======== Records for the exercise ========

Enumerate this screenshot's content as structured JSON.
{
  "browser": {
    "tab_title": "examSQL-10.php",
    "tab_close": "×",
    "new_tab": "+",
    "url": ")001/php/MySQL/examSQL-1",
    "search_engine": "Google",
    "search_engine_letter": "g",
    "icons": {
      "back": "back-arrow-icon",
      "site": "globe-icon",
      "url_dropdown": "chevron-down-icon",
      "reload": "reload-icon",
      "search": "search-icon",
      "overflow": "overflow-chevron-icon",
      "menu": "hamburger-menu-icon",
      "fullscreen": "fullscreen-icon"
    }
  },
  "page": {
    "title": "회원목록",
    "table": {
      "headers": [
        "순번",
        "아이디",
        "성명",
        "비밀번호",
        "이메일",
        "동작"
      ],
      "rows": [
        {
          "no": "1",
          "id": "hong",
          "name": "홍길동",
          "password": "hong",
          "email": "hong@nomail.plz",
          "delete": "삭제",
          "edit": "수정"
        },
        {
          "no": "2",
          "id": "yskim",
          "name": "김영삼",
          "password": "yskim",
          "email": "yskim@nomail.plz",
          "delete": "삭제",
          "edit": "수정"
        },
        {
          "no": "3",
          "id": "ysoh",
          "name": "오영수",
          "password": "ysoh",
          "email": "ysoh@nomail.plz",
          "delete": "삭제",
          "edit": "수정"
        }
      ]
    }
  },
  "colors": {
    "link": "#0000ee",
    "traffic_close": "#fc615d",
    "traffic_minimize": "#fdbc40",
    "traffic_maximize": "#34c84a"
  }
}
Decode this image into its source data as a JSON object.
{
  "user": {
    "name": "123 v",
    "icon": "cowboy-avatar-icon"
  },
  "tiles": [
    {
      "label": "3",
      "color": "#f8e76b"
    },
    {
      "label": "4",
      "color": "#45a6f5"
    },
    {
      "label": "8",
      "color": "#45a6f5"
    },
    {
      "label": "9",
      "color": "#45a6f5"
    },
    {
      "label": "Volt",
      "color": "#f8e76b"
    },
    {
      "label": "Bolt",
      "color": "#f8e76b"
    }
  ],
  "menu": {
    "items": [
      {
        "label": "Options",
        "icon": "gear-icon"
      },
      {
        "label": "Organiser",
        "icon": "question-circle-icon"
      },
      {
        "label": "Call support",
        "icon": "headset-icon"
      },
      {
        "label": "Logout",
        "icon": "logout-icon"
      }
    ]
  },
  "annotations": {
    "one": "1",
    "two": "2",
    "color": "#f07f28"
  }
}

========

**Short task**
Each line must be given again exactly as written above.

**Final answer**
Enumerate this screenshot's content as structured JSON.
{
  "browser": {
    "tab_title": "examSQL-10.php",
    "tab_close": "×",
    "new_tab": "+",
    "url": ")001/php/MySQL/examSQL-1",
    "search_engine": "Google",
    "search_engine_letter": "g",
    "icons": {
      "back": "back-arrow-icon",
      "site": "globe-icon",
      "url_dropdown": "chevron-down-icon",
      "reload": "reload-icon",
      "search": "search-icon",
      "overflow": "overflow-chevron-icon",
      "menu": "hamburger-menu-icon",
      "fullscreen": "fullscreen-icon"
    }
  },
  "page": {
    "title": "회원목록",
    "table": {
      "headers": [
        "순번",
        "아이디",
        "성명",
        "비밀번호",
        "이메일",
        "동작"
      ],
      "rows": [
        {
          "no": "1",
          "id": "hong",
          "name": "홍길동",
          "password": "hong",
          "email": "hong@nomail.plz",
          "delete": "삭제",
          "edit": "수정"
        },
        {
          "no": "2",
          "id": "yskim",
          "name": "김영삼",
          "password": "yskim",
          "email": "yskim@nomail.plz",
          "delete": "삭제",
          "edit": "수정"
        },
        {
          "no": "3",
          "id": "ysoh",
          "name": "오영수",
          "password": "ysoh",
          "email": "ysoh@nomail.plz",
          "delete": "삭제",
          "edit": "수정"
        }
      ]
    }
  },
  "colors": {
    "link": "#0000ee",
    "traffic_close": "#fc615d",
    "traffic_minimize": "#fdbc40",
    "traffic_maximize": "#34c84a"
  }
}
Decode this image into its source data as a JSON object.
{
  "user": {
    "name": "123 v",
    "icon": "cowboy-avatar-icon"
  },
  "tiles": [
    {
      "label": "3",
      "color": "#f8e76b"
    },
    {
      "label": "4",
      "color": "#45a6f5"
    },
    {
      "label": "8",
      "color": "#45a6f5"
    },
    {
      "label": "9",
      "color": "#45a6f5"
    },
    {
      "label": "Volt",
      "color": "#f8e76b"
    },
    {
      "label": "Bolt",
      "color": "#f8e76b"
    }
  ],
  "menu": {
    "items": [
      {
        "label": "Options",
        "icon": "gear-icon"
      },
      {
        "label": "Organiser",
        "icon": "question-circle-icon"
      },
      {
        "label": "Call support",
        "icon": "headset-icon"
      },
      {
        "label": "Logout",
        "icon": "logout-icon"
      }
    ]
  },
  "annotations": {
    "one": "1",
    "two": "2",
    "color": "#f07f28"
  }
}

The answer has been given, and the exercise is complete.